**What you need to do**
(1) Write out the part of the audio deepfake detection page from "Clone someone's voice" to "media, voicemail, YouTube)".
(2) List every voice-cloning tool that the audio deepfake detection page names.

**Document text**
• • • •

Audio Deepfake Detection

Detect AI-generated voices, voice cloning, and audio manipulation to prevent phone-based fraud and social engineering attacks.

Audio Deepfake Detection

Detect AI-generated voices, voice cloning, and audio manipulation to prevent social engineering attacks, CEO fraud, and phone-based identity theft.

Common Attack Vectors

Voice Cloning

AI Voice Synthesis:

Clone someone's voice from 3-10 seconds of audio
Tools: ElevenLabs, Descript, Play.ht
Convincing enough to fool family members
Used in CEO fraud, grandparent scams

How It Works:

Attacker obtains voice sample (social media, voicemail, YouTube)
Feed sample to text-to-speech AI model
Model generates new speech in target's voice
Call victim with cloned voice

Real-World Example:

2019: CEO voice cloned, $243,000 stolen from UK energy company
2020: Bank manager fooled by deepfake voice, transferred $35M

Text-to-Speech (TTS) Attacks

Synthetic Voice:

AI-generated voice (no real person)
Generic or custom voice profiles
Realistic prosody and intonation
Used in automated scam calls

Characteristics:

Unnatural speech patterns
Robotic transitions between words
Consistent tone (lack of emotion)
Background noise inconsistencies

Audio Splicing

Cut-and-Paste Audio:

Splice together real audio clips
Rearrange words/sentences
Create fake statements from real recordings
Detectable via frequency analysis

Background Noise Manipulation

Indicators of Fake Audio:

Inconsistent background noise
Abrupt changes in ambient sound
Silence where noise expected
Added artificial background to mask synthesis

3 Credits Per audio analysis

Detection Capabilities

1. Spectral Analysis

Analyze frequency patterns to detect AI generation.

• • • •

**Listing**
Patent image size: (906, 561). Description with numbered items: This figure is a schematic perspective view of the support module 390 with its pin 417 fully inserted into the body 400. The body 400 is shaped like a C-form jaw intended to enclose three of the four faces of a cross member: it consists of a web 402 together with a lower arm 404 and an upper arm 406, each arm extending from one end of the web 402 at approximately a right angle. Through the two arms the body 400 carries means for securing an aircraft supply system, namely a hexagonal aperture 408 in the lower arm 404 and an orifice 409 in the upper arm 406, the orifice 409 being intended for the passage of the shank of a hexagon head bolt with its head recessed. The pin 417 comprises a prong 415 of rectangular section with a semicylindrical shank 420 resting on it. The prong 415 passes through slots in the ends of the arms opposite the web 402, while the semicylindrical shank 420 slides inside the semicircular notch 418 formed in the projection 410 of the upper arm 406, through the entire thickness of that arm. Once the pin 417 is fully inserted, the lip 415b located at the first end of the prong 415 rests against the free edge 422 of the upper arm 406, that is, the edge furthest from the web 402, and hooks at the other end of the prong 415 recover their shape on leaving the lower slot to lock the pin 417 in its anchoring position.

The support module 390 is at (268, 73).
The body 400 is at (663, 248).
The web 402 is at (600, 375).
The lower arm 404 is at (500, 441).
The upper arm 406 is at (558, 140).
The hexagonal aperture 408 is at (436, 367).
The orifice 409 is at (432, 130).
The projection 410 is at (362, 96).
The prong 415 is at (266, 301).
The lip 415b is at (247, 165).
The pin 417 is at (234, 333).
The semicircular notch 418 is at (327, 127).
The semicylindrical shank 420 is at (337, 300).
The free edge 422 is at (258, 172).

• • • •

**Correct answers**
(1)
Clone someone's voice from 3-10 seconds of audio
Tools: ElevenLabs, Descript, Play.ht
Convincing enough to fool family members
Used in CEO fraud, grandparent scams

How It Works:

Attacker obtains voice sample (social media, voicemail, YouTube)

(2) ElevenLabs, Descript, Play.ht